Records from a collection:
———
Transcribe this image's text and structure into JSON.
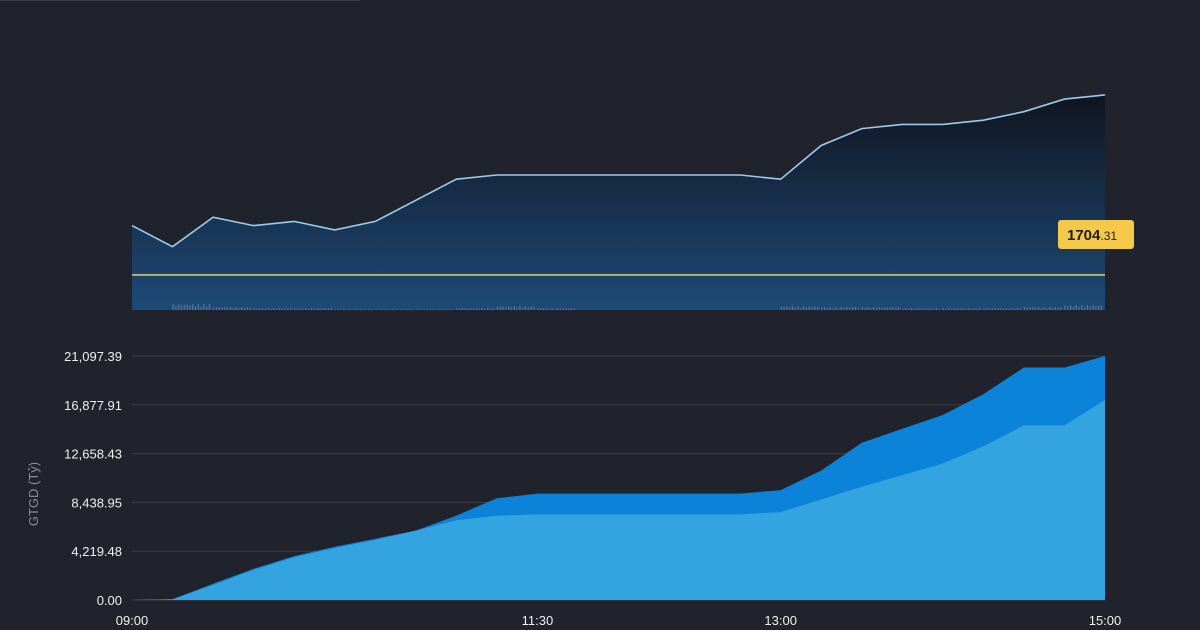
{
  "colors": {
    "background": "#21232c",
    "price_line": "#9ccbef",
    "reference_line": "#d7c472",
    "price_tag": "#f4c84a",
    "volume_bars": "#58779c",
    "lower_area_front": "#34a4e0",
    "lower_area_back": "#0a83d9",
    "gridline": "#3b3e48"
  },
  "chart_data": [
    {
      "type": "line",
      "title": "",
      "price_tag": {
        "int": "1704",
        "dec": ".31"
      },
      "reference_price": 1704.31,
      "x": [
        "09:00",
        "09:15",
        "09:30",
        "09:45",
        "10:00",
        "10:15",
        "10:30",
        "10:45",
        "11:00",
        "11:15",
        "11:30",
        "11:45",
        "12:00",
        "12:15",
        "12:30",
        "12:45",
        "13:00",
        "13:15",
        "13:30",
        "13:45",
        "14:00",
        "14:15",
        "14:30",
        "14:45",
        "15:00"
      ],
      "y": [
        1716,
        1711,
        1718,
        1716,
        1717,
        1715,
        1717,
        1722,
        1727,
        1728,
        1728,
        1728,
        1728,
        1728,
        1728,
        1728,
        1727,
        1735,
        1739,
        1740,
        1740,
        1741,
        1743,
        1746,
        1747
      ],
      "ylim": [
        1696,
        1751
      ],
      "volume_levels": [
        0,
        6,
        3,
        2,
        2,
        1,
        1,
        1,
        2,
        4,
        2,
        0,
        0,
        0,
        0,
        0,
        4,
        3,
        3,
        2,
        2,
        2,
        3,
        5,
        0
      ],
      "grid": false
    },
    {
      "type": "area",
      "title": "",
      "ylabel": "GTGD (Tỷ)",
      "x_ticks": [
        "09:00",
        "11:30",
        "13:00",
        "15:00"
      ],
      "y_ticks": [
        "0.00",
        "4,219.48",
        "8,438.95",
        "12,658.43",
        "16,877.91",
        "21,097.39"
      ],
      "ylim": [
        0,
        21097.39
      ],
      "x": [
        "09:00",
        "09:15",
        "09:30",
        "09:45",
        "10:00",
        "10:15",
        "10:30",
        "10:45",
        "11:00",
        "11:15",
        "11:30",
        "11:45",
        "12:00",
        "12:15",
        "12:30",
        "12:45",
        "13:00",
        "13:15",
        "13:30",
        "13:45",
        "14:00",
        "14:15",
        "14:30",
        "14:45",
        "15:00"
      ],
      "series": [
        {
          "values": [
            0,
            60,
            1400,
            2700,
            3800,
            4600,
            5300,
            6000,
            7300,
            8800,
            9200,
            9200,
            9200,
            9200,
            9200,
            9200,
            9500,
            11200,
            13600,
            14800,
            16000,
            17800,
            20100,
            20100,
            21097.39
          ]
        },
        {
          "values": [
            0,
            60,
            1300,
            2600,
            3700,
            4500,
            5200,
            6000,
            6900,
            7300,
            7400,
            7400,
            7400,
            7400,
            7400,
            7400,
            7600,
            8700,
            9800,
            10800,
            11800,
            13300,
            15100,
            15100,
            17300
          ]
        }
      ],
      "grid": true
    }
  ]
}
———
EXERCISE: Write out the listing word for word, omitting the pictures it holds.

EXERCISE OUTPUT:
Transcribe this image's text and structure into JSON.
{
  "colors": {
    "background": "#21232c",
    "price_line": "#9ccbef",
    "reference_line": "#d7c472",
    "price_tag": "#f4c84a",
    "volume_bars": "#58779c",
    "lower_area_front": "#34a4e0",
    "lower_area_back": "#0a83d9",
    "gridline": "#3b3e48"
  },
  "chart_data": [
    {
      "type": "line",
      "title": "",
      "price_tag": {
        "int": "1704",
        "dec": ".31"
      },
      "reference_price": 1704.31,
      "x": [
        "09:00",
        "09:15",
        "09:30",
        "09:45",
        "10:00",
        "10:15",
        "10:30",
        "10:45",
        "11:00",
        "11:15",
        "11:30",
        "11:45",
        "12:00",
        "12:15",
        "12:30",
        "12:45",
        "13:00",
        "13:15",
        "13:30",
        "13:45",
        "14:00",
        "14:15",
        "14:30",
        "14:45",
        "15:00"
      ],
      "y": [
        1716,
        1711,
        1718,
        1716,
        1717,
        1715,
        1717,
        1722,
        1727,
        1728,
        1728,
        1728,
        1728,
        1728,
        1728,
        1728,
        1727,
        1735,
        1739,
        1740,
        1740,
        1741,
        1743,
        1746,
        1747
      ],
      "ylim": [
        1696,
        1751
      ],
      "volume_levels": [
        0,
        6,
        3,
        2,
        2,
        1,
        1,
        1,
        2,
        4,
        2,
        0,
        0,
        0,
        0,
        0,
        4,
        3,
        3,
        2,
        2,
        2,
        3,
        5,
        0
      ],
      "grid": false
    },
    {
      "type": "area",
      "title": "",
      "ylabel": "GTGD (Tỷ)",
      "x_ticks": [
        "09:00",
        "11:30",
        "13:00",
        "15:00"
      ],
      "y_ticks": [
        "0.00",
        "4,219.48",
        "8,438.95",
        "12,658.43",
        "16,877.91",
        "21,097.39"
      ],
      "ylim": [
        0,
        21097.39
      ],
      "x": [
        "09:00",
        "09:15",
        "09:30",
        "09:45",
        "10:00",
        "10:15",
        "10:30",
        "10:45",
        "11:00",
        "11:15",
        "11:30",
        "11:45",
        "12:00",
        "12:15",
        "12:30",
        "12:45",
        "13:00",
        "13:15",
        "13:30",
        "13:45",
        "14:00",
        "14:15",
        "14:30",
        "14:45",
        "15:00"
      ],
      "series": [
        {
          "values": [
            0,
            60,
            1400,
            2700,
            3800,
            4600,
            5300,
            6000,
            7300,
            8800,
            9200,
            9200,
            9200,
            9200,
            9200,
            9200,
            9500,
            11200,
            13600,
            14800,
            16000,
            17800,
            20100,
            20100,
            21097.39
          ]
        },
        {
          "values": [
            0,
            60,
            1300,
            2600,
            3700,
            4500,
            5200,
            6000,
            6900,
            7300,
            7400,
            7400,
            7400,
            7400,
            7400,
            7400,
            7600,
            8700,
            9800,
            10800,
            11800,
            13300,
            15100,
            15100,
            17300
          ]
        }
      ],
      "grid": true
    }
  ]
}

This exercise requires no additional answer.